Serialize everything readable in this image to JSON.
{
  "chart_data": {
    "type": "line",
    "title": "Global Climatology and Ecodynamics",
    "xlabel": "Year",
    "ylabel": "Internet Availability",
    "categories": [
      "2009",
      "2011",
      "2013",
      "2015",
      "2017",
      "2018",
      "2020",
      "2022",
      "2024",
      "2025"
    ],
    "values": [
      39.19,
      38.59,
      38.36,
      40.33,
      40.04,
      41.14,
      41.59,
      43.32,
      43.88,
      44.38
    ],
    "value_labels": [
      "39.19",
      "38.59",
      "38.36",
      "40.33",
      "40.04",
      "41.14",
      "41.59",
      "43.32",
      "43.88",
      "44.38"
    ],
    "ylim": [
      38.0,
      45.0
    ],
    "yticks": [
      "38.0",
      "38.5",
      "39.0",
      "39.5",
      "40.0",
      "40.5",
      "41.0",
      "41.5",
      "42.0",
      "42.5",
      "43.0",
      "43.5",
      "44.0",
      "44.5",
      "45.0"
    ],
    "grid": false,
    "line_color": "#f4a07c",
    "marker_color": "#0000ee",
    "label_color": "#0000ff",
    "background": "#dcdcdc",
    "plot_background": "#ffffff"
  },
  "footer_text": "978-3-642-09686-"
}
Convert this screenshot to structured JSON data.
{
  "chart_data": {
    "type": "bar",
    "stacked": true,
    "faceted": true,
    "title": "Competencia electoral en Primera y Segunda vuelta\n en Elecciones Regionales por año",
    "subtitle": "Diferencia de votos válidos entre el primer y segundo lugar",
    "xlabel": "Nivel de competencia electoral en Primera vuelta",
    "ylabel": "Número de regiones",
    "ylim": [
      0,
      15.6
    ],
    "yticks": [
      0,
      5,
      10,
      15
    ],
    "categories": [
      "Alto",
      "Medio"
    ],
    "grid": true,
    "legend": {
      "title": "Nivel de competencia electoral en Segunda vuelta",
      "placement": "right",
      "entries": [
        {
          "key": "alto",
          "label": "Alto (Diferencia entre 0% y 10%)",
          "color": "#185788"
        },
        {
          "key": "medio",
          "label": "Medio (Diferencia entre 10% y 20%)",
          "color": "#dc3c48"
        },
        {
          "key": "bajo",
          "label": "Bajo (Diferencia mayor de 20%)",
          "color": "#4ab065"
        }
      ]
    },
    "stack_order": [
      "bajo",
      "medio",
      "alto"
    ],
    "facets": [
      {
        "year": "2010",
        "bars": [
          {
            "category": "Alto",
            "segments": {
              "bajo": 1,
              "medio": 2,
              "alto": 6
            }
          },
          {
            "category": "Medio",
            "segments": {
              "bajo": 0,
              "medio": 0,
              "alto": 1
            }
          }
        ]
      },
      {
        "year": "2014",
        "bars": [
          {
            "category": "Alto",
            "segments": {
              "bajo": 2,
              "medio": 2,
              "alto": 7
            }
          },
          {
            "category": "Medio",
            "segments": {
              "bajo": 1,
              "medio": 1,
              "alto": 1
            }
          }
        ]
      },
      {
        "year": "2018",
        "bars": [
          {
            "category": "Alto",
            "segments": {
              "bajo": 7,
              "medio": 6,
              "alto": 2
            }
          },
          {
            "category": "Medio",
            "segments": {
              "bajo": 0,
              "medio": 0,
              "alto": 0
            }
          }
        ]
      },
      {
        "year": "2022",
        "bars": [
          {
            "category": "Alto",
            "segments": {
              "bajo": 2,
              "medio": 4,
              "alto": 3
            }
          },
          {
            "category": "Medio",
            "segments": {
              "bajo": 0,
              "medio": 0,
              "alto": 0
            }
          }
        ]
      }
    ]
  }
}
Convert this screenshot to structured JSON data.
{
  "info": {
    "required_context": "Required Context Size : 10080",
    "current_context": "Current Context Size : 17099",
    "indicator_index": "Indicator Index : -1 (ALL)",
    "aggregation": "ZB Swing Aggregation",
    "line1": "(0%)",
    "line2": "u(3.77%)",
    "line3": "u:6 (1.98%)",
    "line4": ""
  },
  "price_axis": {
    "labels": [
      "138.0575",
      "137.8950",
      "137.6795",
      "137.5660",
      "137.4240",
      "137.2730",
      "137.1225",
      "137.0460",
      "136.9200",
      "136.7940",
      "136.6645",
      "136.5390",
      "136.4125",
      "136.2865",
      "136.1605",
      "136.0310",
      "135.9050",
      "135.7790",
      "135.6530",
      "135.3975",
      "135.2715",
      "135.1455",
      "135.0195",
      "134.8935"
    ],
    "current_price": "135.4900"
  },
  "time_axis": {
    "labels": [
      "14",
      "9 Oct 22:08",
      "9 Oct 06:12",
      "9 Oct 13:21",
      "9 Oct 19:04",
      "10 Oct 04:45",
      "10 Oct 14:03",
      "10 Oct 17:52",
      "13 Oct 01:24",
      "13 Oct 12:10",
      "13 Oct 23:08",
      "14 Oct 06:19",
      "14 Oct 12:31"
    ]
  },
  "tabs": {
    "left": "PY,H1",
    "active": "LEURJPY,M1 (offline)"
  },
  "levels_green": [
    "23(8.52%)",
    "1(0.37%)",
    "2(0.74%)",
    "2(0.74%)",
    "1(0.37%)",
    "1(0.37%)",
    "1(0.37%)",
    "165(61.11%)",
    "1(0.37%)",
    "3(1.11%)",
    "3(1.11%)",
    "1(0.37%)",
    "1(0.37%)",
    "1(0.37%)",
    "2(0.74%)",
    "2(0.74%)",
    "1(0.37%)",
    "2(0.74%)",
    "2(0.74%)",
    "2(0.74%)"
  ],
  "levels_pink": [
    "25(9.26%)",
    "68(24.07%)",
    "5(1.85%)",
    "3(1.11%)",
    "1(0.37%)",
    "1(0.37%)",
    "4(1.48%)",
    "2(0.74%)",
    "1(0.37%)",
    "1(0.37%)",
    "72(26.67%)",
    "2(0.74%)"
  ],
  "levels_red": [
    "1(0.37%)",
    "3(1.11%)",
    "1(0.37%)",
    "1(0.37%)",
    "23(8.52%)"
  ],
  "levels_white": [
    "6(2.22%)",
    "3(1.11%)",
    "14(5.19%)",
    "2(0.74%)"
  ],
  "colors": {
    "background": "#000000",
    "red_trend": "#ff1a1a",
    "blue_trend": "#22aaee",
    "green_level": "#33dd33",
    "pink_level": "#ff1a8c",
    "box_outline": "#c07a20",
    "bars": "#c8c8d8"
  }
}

++++

- **WHAT TO WORK ON**
Your task is to repeat the data exactly; please include every line.

- **THE RESULT**
Serialize everything readable in this image to JSON.
{
  "chart_data": {
    "type": "line",
    "title": "Global Climatology and Ecodynamics",
    "xlabel": "Year",
    "ylabel": "Internet Availability",
    "categories": [
      "2009",
      "2011",
      "2013",
      "2015",
      "2017",
      "2018",
      "2020",
      "2022",
      "2024",
      "2025"
    ],
    "values": [
      39.19,
      38.59,
      38.36,
      40.33,
      40.04,
      41.14,
      41.59,
      43.32,
      43.88,
      44.38
    ],
    "value_labels": [
      "39.19",
      "38.59",
      "38.36",
      "40.33",
      "40.04",
      "41.14",
      "41.59",
      "43.32",
      "43.88",
      "44.38"
    ],
    "ylim": [
      38.0,
      45.0
    ],
    "yticks": [
      "38.0",
      "38.5",
      "39.0",
      "39.5",
      "40.0",
      "40.5",
      "41.0",
      "41.5",
      "42.0",
      "42.5",
      "43.0",
      "43.5",
      "44.0",
      "44.5",
      "45.0"
    ],
    "grid": false,
    "line_color": "#f4a07c",
    "marker_color": "#0000ee",
    "label_color": "#0000ff",
    "background": "#dcdcdc",
    "plot_background": "#ffffff"
  },
  "footer_text": "978-3-642-09686-"
}
Convert this screenshot to structured JSON data.
{
  "chart_data": {
    "type": "bar",
    "stacked": true,
    "faceted": true,
    "title": "Competencia electoral en Primera y Segunda vuelta\n en Elecciones Regionales por año",
    "subtitle": "Diferencia de votos válidos entre el primer y segundo lugar",
    "xlabel": "Nivel de competencia electoral en Primera vuelta",
    "ylabel": "Número de regiones",
    "ylim": [
      0,
      15.6
    ],
    "yticks": [
      0,
      5,
      10,
      15
    ],
    "categories": [
      "Alto",
      "Medio"
    ],
    "grid": true,
    "legend": {
      "title": "Nivel de competencia electoral en Segunda vuelta",
      "placement": "right",
      "entries": [
        {
          "key": "alto",
          "label": "Alto (Diferencia entre 0% y 10%)",
          "color": "#185788"
        },
        {
          "key": "medio",
          "label": "Medio (Diferencia entre 10% y 20%)",
          "color": "#dc3c48"
        },
        {
          "key": "bajo",
          "label": "Bajo (Diferencia mayor de 20%)",
          "color": "#4ab065"
        }
      ]
    },
    "stack_order": [
      "bajo",
      "medio",
      "alto"
    ],
    "facets": [
      {
        "year": "2010",
        "bars": [
          {
            "category": "Alto",
            "segments": {
              "bajo": 1,
              "medio": 2,
              "alto": 6
            }
          },
          {
            "category": "Medio",
            "segments": {
              "bajo": 0,
              "medio": 0,
              "alto": 1
            }
          }
        ]
      },
      {
        "year": "2014",
        "bars": [
          {
            "category": "Alto",
            "segments": {
              "bajo": 2,
              "medio": 2,
              "alto": 7
            }
          },
          {
            "category": "Medio",
            "segments": {
              "bajo": 1,
              "medio": 1,
              "alto": 1
            }
          }
        ]
      },
      {
        "year": "2018",
        "bars": [
          {
            "category": "Alto",
            "segments": {
              "bajo": 7,
              "medio": 6,
              "alto": 2
            }
          },
          {
            "category": "Medio",
            "segments": {
              "bajo": 0,
              "medio": 0,
              "alto": 0
            }
          }
        ]
      },
      {
        "year": "2022",
        "bars": [
          {
            "category": "Alto",
            "segments": {
              "bajo": 2,
              "medio": 4,
              "alto": 3
            }
          },
          {
            "category": "Medio",
            "segments": {
              "bajo": 0,
              "medio": 0,
              "alto": 0
            }
          }
        ]
      }
    ]
  }
}
Convert this screenshot to structured JSON data.
{
  "info": {
    "required_context": "Required Context Size : 10080",
    "current_context": "Current Context Size : 17099",
    "indicator_index": "Indicator Index : -1 (ALL)",
    "aggregation": "ZB Swing Aggregation",
    "line1": "(0%)",
    "line2": "u(3.77%)",
    "line3": "u:6 (1.98%)",
    "line4": ""
  },
  "price_axis": {
    "labels": [
      "138.0575",
      "137.8950",
      "137.6795",
      "137.5660",
      "137.4240",
      "137.2730",
      "137.1225",
      "137.0460",
      "136.9200",
      "136.7940",
      "136.6645",
      "136.5390",
      "136.4125",
      "136.2865",
      "136.1605",
      "136.0310",
      "135.9050",
      "135.7790",
      "135.6530",
      "135.3975",
      "135.2715",
      "135.1455",
      "135.0195",
      "134.8935"
    ],
    "current_price": "135.4900"
  },
  "time_axis": {
    "labels": [
      "14",
      "9 Oct 22:08",
      "9 Oct 06:12",
      "9 Oct 13:21",
      "9 Oct 19:04",
      "10 Oct 04:45",
      "10 Oct 14:03",
      "10 Oct 17:52",
      "13 Oct 01:24",
      "13 Oct 12:10",
      "13 Oct 23:08",
      "14 Oct 06:19",
      "14 Oct 12:31"
    ]
  },
  "tabs": {
    "left": "PY,H1",
    "active": "LEURJPY,M1 (offline)"
  },
  "levels_green": [
    "23(8.52%)",
    "1(0.37%)",
    "2(0.74%)",
    "2(0.74%)",
    "1(0.37%)",
    "1(0.37%)",
    "1(0.37%)",
    "165(61.11%)",
    "1(0.37%)",
    "3(1.11%)",
    "3(1.11%)",
    "1(0.37%)",
    "1(0.37%)",
    "1(0.37%)",
    "2(0.74%)",
    "2(0.74%)",
    "1(0.37%)",
    "2(0.74%)",
    "2(0.74%)",
    "2(0.74%)"
  ],
  "levels_pink": [
    "25(9.26%)",
    "68(24.07%)",
    "5(1.85%)",
    "3(1.11%)",
    "1(0.37%)",
    "1(0.37%)",
    "4(1.48%)",
    "2(0.74%)",
    "1(0.37%)",
    "1(0.37%)",
    "72(26.67%)",
    "2(0.74%)"
  ],
  "levels_red": [
    "1(0.37%)",
    "3(1.11%)",
    "1(0.37%)",
    "1(0.37%)",
    "23(8.52%)"
  ],
  "levels_white": [
    "6(2.22%)",
    "3(1.11%)",
    "14(5.19%)",
    "2(0.74%)"
  ],
  "colors": {
    "background": "#000000",
    "red_trend": "#ff1a1a",
    "blue_trend": "#22aaee",
    "green_level": "#33dd33",
    "pink_level": "#ff1a8c",
    "box_outline": "#c07a20",
    "bars": "#c8c8d8"
  }
}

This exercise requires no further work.